Items listed in a dataset:
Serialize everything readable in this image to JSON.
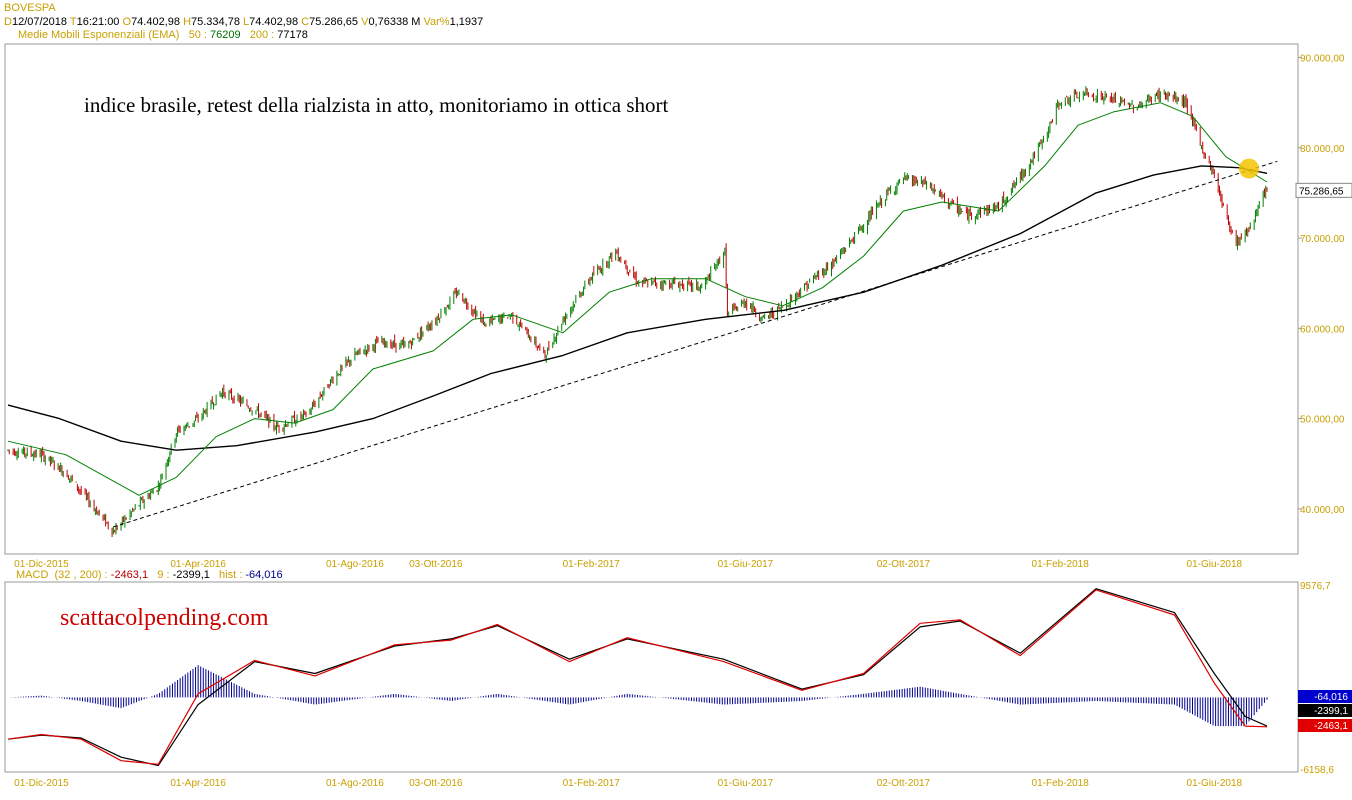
{
  "header": {
    "symbol": "BOVESPA",
    "d_label": "D",
    "date": "12/07/2018",
    "t_label": "T",
    "time": "16:21:00",
    "o_label": "O",
    "open": "74.402,98",
    "h_label": "H",
    "high": "75.334,78",
    "l_label": "L",
    "low": "74.402,98",
    "c_label": "C",
    "close": "75.286,65",
    "v_label": "V",
    "volume": "0,76338 M",
    "var_label": "Var%",
    "var": "1,1937",
    "ema_label": "Medie Mobili Esponenziali (EMA)",
    "ema50_label": "50 :",
    "ema50": "76209",
    "ema200_label": "200 :",
    "ema200": "77178"
  },
  "macd_header": {
    "label": "MACD",
    "params": "(32 , 200) :",
    "macd": "-2463,1",
    "signal_label": "9 :",
    "signal": "-2399,1",
    "hist_label": "hist :",
    "hist": "-64,016"
  },
  "annotations": {
    "main_note": "indice brasile, retest della rialzista in atto, monitoriamo in ottica short",
    "macd_note": "scattacolpending.com"
  },
  "colors": {
    "ema50": "#008000",
    "ema200": "#000000",
    "macd": "#e00000",
    "signal": "#000000",
    "hist": "#00008b",
    "axis": "#c8a000",
    "circle": "#f5c400"
  },
  "chart_data": [
    {
      "type": "line",
      "title": "BOVESPA",
      "series_kind": "candlestick with EMA 50 and EMA 200",
      "y_ticks": [
        "90.000,00",
        "80.000,00",
        "75.286,65",
        "70.000,00",
        "60.000,00",
        "50.000,00",
        "40.000,00"
      ],
      "y_tick_values": [
        90000,
        80000,
        70000,
        60000,
        50000,
        40000
      ],
      "last_price_label": "75.286,65",
      "last_price": 75286.65,
      "ylim": [
        35000,
        91500
      ],
      "x_ticks": [
        "01-Dic-2015",
        "01-Apr-2016",
        "01-Ago-2016",
        "03-Ott-2016",
        "01-Feb-2017",
        "01-Giu-2017",
        "02-Ott-2017",
        "01-Feb-2018",
        "01-Giu-2018"
      ],
      "x_tick_dates": [
        "2015-12-01",
        "2016-04-01",
        "2016-08-01",
        "2016-10-03",
        "2017-02-01",
        "2017-06-01",
        "2017-10-02",
        "2018-02-01",
        "2018-06-01"
      ],
      "x_range_dates": [
        "2015-11-05",
        "2018-07-12"
      ],
      "price": [
        [
          "2015-11-05",
          46500
        ],
        [
          "2015-12-01",
          46000
        ],
        [
          "2015-12-20",
          44000
        ],
        [
          "2016-01-26",
          37500
        ],
        [
          "2016-02-15",
          40500
        ],
        [
          "2016-03-01",
          42500
        ],
        [
          "2016-03-15",
          48500
        ],
        [
          "2016-04-01",
          50000
        ],
        [
          "2016-04-20",
          53000
        ],
        [
          "2016-05-15",
          51000
        ],
        [
          "2016-06-01",
          49000
        ],
        [
          "2016-06-25",
          50500
        ],
        [
          "2016-07-15",
          54500
        ],
        [
          "2016-08-01",
          57000
        ],
        [
          "2016-08-20",
          58500
        ],
        [
          "2016-09-10",
          58000
        ],
        [
          "2016-10-03",
          61000
        ],
        [
          "2016-10-20",
          64000
        ],
        [
          "2016-11-10",
          60500
        ],
        [
          "2016-12-01",
          61500
        ],
        [
          "2016-12-27",
          57000
        ],
        [
          "2017-01-10",
          61000
        ],
        [
          "2017-01-31",
          65500
        ],
        [
          "2017-02-20",
          68500
        ],
        [
          "2017-03-10",
          65000
        ],
        [
          "2017-04-05",
          65000
        ],
        [
          "2017-04-28",
          64500
        ],
        [
          "2017-05-16",
          68500
        ],
        [
          "2017-05-18",
          61500
        ],
        [
          "2017-06-01",
          63000
        ],
        [
          "2017-06-15",
          61000
        ],
        [
          "2017-07-01",
          62500
        ],
        [
          "2017-07-20",
          65000
        ],
        [
          "2017-08-10",
          67500
        ],
        [
          "2017-09-01",
          71500
        ],
        [
          "2017-09-20",
          75000
        ],
        [
          "2017-10-02",
          76500
        ],
        [
          "2017-10-20",
          76000
        ],
        [
          "2017-11-01",
          74500
        ],
        [
          "2017-11-20",
          72500
        ],
        [
          "2017-12-15",
          73500
        ],
        [
          "2018-01-02",
          77000
        ],
        [
          "2018-01-20",
          81000
        ],
        [
          "2018-01-31",
          85000
        ],
        [
          "2018-02-20",
          86000
        ],
        [
          "2018-03-10",
          85500
        ],
        [
          "2018-04-01",
          84500
        ],
        [
          "2018-04-20",
          86000
        ],
        [
          "2018-05-10",
          85000
        ],
        [
          "2018-05-22",
          80000
        ],
        [
          "2018-06-01",
          77000
        ],
        [
          "2018-06-10",
          72500
        ],
        [
          "2018-06-18",
          69500
        ],
        [
          "2018-06-28",
          71000
        ],
        [
          "2018-07-05",
          73500
        ],
        [
          "2018-07-12",
          75286
        ]
      ],
      "ema50": [
        [
          "2015-11-05",
          47500
        ],
        [
          "2015-12-20",
          46000
        ],
        [
          "2016-02-15",
          41500
        ],
        [
          "2016-03-15",
          43500
        ],
        [
          "2016-04-15",
          48000
        ],
        [
          "2016-05-15",
          50000
        ],
        [
          "2016-06-15",
          49500
        ],
        [
          "2016-07-15",
          51000
        ],
        [
          "2016-08-15",
          55500
        ],
        [
          "2016-10-01",
          57500
        ],
        [
          "2016-11-01",
          61000
        ],
        [
          "2016-12-01",
          61500
        ],
        [
          "2017-01-10",
          59500
        ],
        [
          "2017-02-15",
          64000
        ],
        [
          "2017-03-20",
          65500
        ],
        [
          "2017-05-01",
          65500
        ],
        [
          "2017-06-01",
          63500
        ],
        [
          "2017-06-30",
          62500
        ],
        [
          "2017-07-31",
          64500
        ],
        [
          "2017-09-01",
          68000
        ],
        [
          "2017-10-02",
          73000
        ],
        [
          "2017-11-01",
          74000
        ],
        [
          "2017-12-15",
          73000
        ],
        [
          "2018-01-20",
          78000
        ],
        [
          "2018-02-15",
          82500
        ],
        [
          "2018-03-15",
          84000
        ],
        [
          "2018-04-20",
          85000
        ],
        [
          "2018-05-15",
          83500
        ],
        [
          "2018-06-10",
          79000
        ],
        [
          "2018-07-12",
          76209
        ]
      ],
      "ema200": [
        [
          "2015-11-05",
          51500
        ],
        [
          "2015-12-15",
          50000
        ],
        [
          "2016-02-01",
          47500
        ],
        [
          "2016-03-15",
          46500
        ],
        [
          "2016-05-01",
          47000
        ],
        [
          "2016-07-01",
          48500
        ],
        [
          "2016-08-15",
          50000
        ],
        [
          "2016-10-01",
          52500
        ],
        [
          "2016-11-15",
          55000
        ],
        [
          "2017-01-10",
          57000
        ],
        [
          "2017-03-01",
          59500
        ],
        [
          "2017-05-01",
          61000
        ],
        [
          "2017-07-01",
          62000
        ],
        [
          "2017-09-01",
          64000
        ],
        [
          "2017-11-01",
          67000
        ],
        [
          "2018-01-01",
          70500
        ],
        [
          "2018-03-01",
          75000
        ],
        [
          "2018-04-15",
          77000
        ],
        [
          "2018-05-22",
          78000
        ],
        [
          "2018-06-20",
          77800
        ],
        [
          "2018-07-12",
          77178
        ]
      ],
      "trendline": [
        [
          "2016-01-26",
          38000
        ],
        [
          "2018-07-20",
          78500
        ]
      ],
      "highlight_circle": [
        "2018-06-28",
        77700
      ]
    },
    {
      "type": "line",
      "title": "MACD",
      "y_ticks": [
        "9576,7",
        "-6158,6"
      ],
      "ylim": [
        -6158.6,
        9576.7
      ],
      "zero_value": 0,
      "value_labels": [
        "-64,016",
        "-2399,1",
        "-2463,1"
      ],
      "x_ticks": [
        "01-Dic-2015",
        "01-Apr-2016",
        "01-Ago-2016",
        "03-Ott-2016",
        "01-Feb-2017",
        "01-Giu-2017",
        "02-Ott-2017",
        "01-Feb-2018",
        "01-Giu-2018"
      ],
      "macd": [
        [
          "2015-11-05",
          -3500
        ],
        [
          "2015-12-01",
          -3100
        ],
        [
          "2016-01-01",
          -3500
        ],
        [
          "2016-02-01",
          -5300
        ],
        [
          "2016-03-01",
          -5600
        ],
        [
          "2016-04-01",
          300
        ],
        [
          "2016-05-15",
          3100
        ],
        [
          "2016-07-01",
          1800
        ],
        [
          "2016-09-01",
          4400
        ],
        [
          "2016-10-15",
          4800
        ],
        [
          "2016-11-20",
          6100
        ],
        [
          "2017-01-15",
          3000
        ],
        [
          "2017-03-01",
          5000
        ],
        [
          "2017-05-15",
          3000
        ],
        [
          "2017-07-15",
          600
        ],
        [
          "2017-09-01",
          2000
        ],
        [
          "2017-10-15",
          6200
        ],
        [
          "2017-11-15",
          6500
        ],
        [
          "2018-01-01",
          3500
        ],
        [
          "2018-03-01",
          9000
        ],
        [
          "2018-05-01",
          6900
        ],
        [
          "2018-06-01",
          1200
        ],
        [
          "2018-06-25",
          -2400
        ],
        [
          "2018-07-12",
          -2463
        ]
      ],
      "signal": [
        [
          "2015-11-05",
          -3500
        ],
        [
          "2015-12-01",
          -3150
        ],
        [
          "2016-01-01",
          -3400
        ],
        [
          "2016-02-01",
          -5000
        ],
        [
          "2016-03-01",
          -5700
        ],
        [
          "2016-04-01",
          -600
        ],
        [
          "2016-05-15",
          3000
        ],
        [
          "2016-07-01",
          2000
        ],
        [
          "2016-09-01",
          4300
        ],
        [
          "2016-10-15",
          4900
        ],
        [
          "2016-11-20",
          6000
        ],
        [
          "2017-01-15",
          3200
        ],
        [
          "2017-03-01",
          4900
        ],
        [
          "2017-05-15",
          3200
        ],
        [
          "2017-07-15",
          700
        ],
        [
          "2017-09-01",
          1900
        ],
        [
          "2017-10-15",
          5900
        ],
        [
          "2017-11-15",
          6400
        ],
        [
          "2018-01-01",
          3700
        ],
        [
          "2018-03-01",
          9100
        ],
        [
          "2018-05-01",
          7100
        ],
        [
          "2018-06-01",
          2000
        ],
        [
          "2018-06-25",
          -1600
        ],
        [
          "2018-07-12",
          -2399
        ]
      ]
    }
  ]
}
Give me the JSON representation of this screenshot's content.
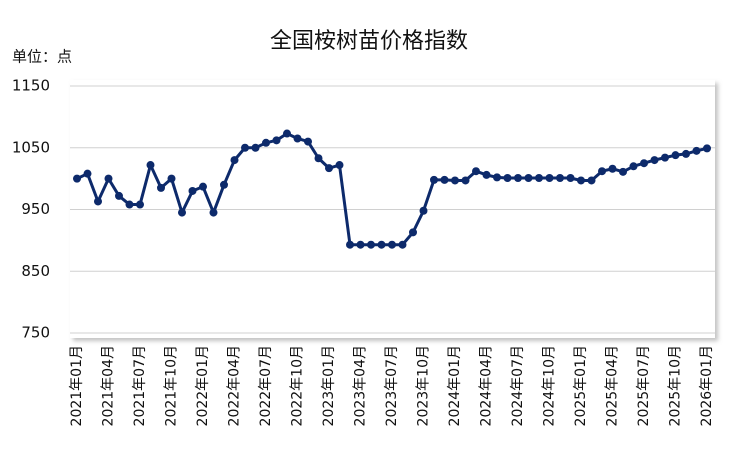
{
  "chart_data": {
    "type": "line",
    "title": "全国桉树苗价格指数",
    "unit_label": "单位：点",
    "categories": [
      "2021年01月",
      null,
      null,
      "2021年04月",
      null,
      null,
      "2021年07月",
      null,
      null,
      "2021年10月",
      null,
      null,
      "2022年01月",
      null,
      null,
      "2022年04月",
      null,
      null,
      "2022年07月",
      null,
      null,
      "2022年10月",
      null,
      null,
      "2023年01月",
      null,
      null,
      "2023年04月",
      null,
      null,
      "2023年07月",
      null,
      null,
      "2023年10月",
      null,
      null,
      "2024年01月",
      null,
      null,
      "2024年04月",
      null,
      null,
      "2024年07月",
      null,
      null,
      "2024年10月",
      null,
      null,
      "2025年01月",
      null,
      null,
      "2025年04月",
      null,
      null,
      "2025年07月",
      null,
      null,
      "2025年10月",
      null,
      null,
      "2026年01月"
    ],
    "series": [
      {
        "color": "#0d2a6b",
        "values": [
          1000,
          1008,
          963,
          1000,
          972,
          958,
          958,
          1022,
          985,
          1000,
          945,
          980,
          987,
          945,
          990,
          1030,
          1050,
          1050,
          1058,
          1062,
          1073,
          1065,
          1060,
          1033,
          1017,
          1022,
          893,
          893,
          893,
          893,
          893,
          893,
          913,
          948,
          998,
          998,
          997,
          997,
          1012,
          1006,
          1002,
          1001,
          1001,
          1001,
          1001,
          1001,
          1001,
          1001,
          997,
          997,
          1012,
          1016,
          1011,
          1020,
          1025,
          1030,
          1034,
          1038,
          1040,
          1045,
          1049
        ]
      }
    ],
    "ylim": [
      750,
      1150
    ],
    "yticks": [
      750,
      850,
      950,
      1050,
      1150
    ],
    "grid": true
  }
}
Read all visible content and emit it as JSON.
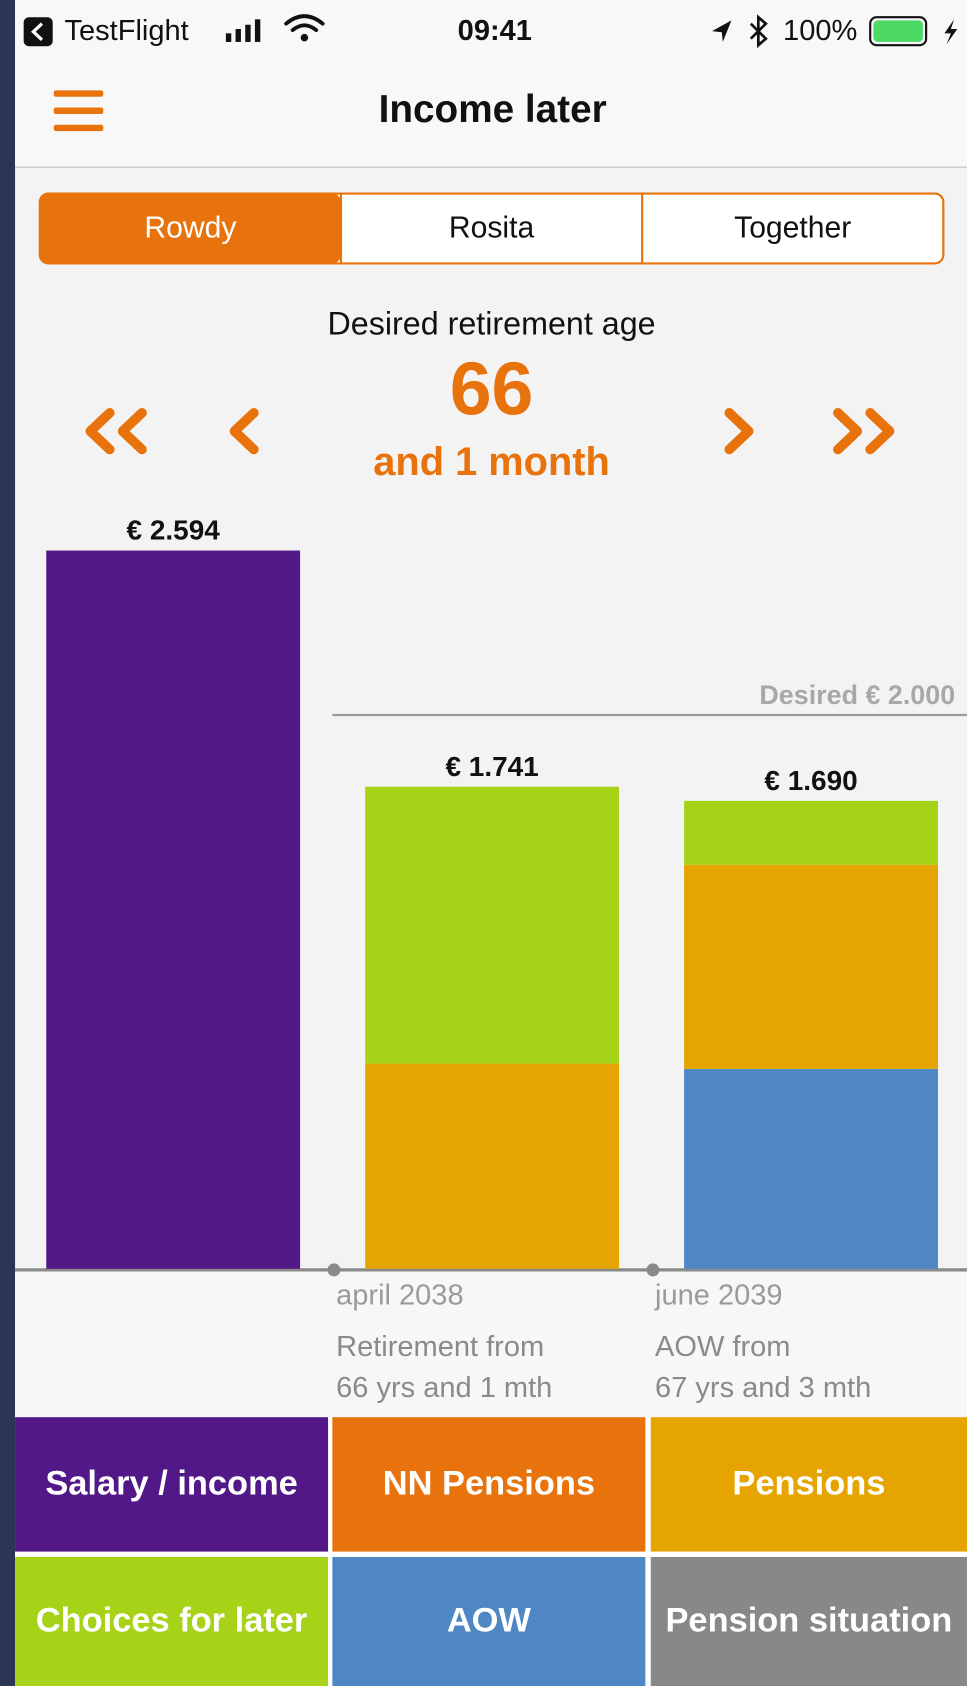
{
  "status_bar": {
    "app": "TestFlight",
    "time": "09:41",
    "battery": "100%"
  },
  "header": {
    "title": "Income later"
  },
  "tabs": [
    "Rowdy",
    "Rosita",
    "Together"
  ],
  "selected_tab": 0,
  "retirement": {
    "label": "Desired retirement age",
    "age": 66,
    "extra": "and 1 month"
  },
  "chart_data": {
    "type": "stacked_bar",
    "totals": [
      2594,
      1741,
      1690
    ],
    "value_labels": [
      "€ 2.594",
      "€ 1.741",
      "€ 1.690"
    ],
    "desired": {
      "value": 2000,
      "label": "Desired € 2.000"
    },
    "series": [
      {
        "name": "Salary / income",
        "color": "#521888",
        "values": [
          2594,
          null,
          null
        ]
      },
      {
        "name": "AOW",
        "color": "#4f86c4",
        "values": [
          null,
          null,
          722
        ]
      },
      {
        "name": "Pensions",
        "color": "#e6a400",
        "values": [
          null,
          741,
          737
        ]
      },
      {
        "name": "Choices for later",
        "color": "#a6d217",
        "values": [
          null,
          1000,
          231
        ]
      }
    ],
    "bar_labels": [
      null,
      {
        "date": "april 2038",
        "lines": [
          "Retirement from",
          "66 yrs and 1 mth"
        ]
      },
      {
        "date": "june 2039",
        "lines": [
          "AOW from",
          "67 yrs and 3 mth"
        ]
      }
    ]
  },
  "tiles": [
    {
      "name": "NN Pensions",
      "color": "#e8720c"
    },
    {
      "name": "Pension situation",
      "color": "#888888"
    }
  ]
}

=== Objective ===
Write out each line of the data that holds the string "title".

=== Solution for this exercise ===
      "title": "BOVESPA",
      "title": "MACD",
    "title": "全国桉树苗价格指数",
    "title": "Income later"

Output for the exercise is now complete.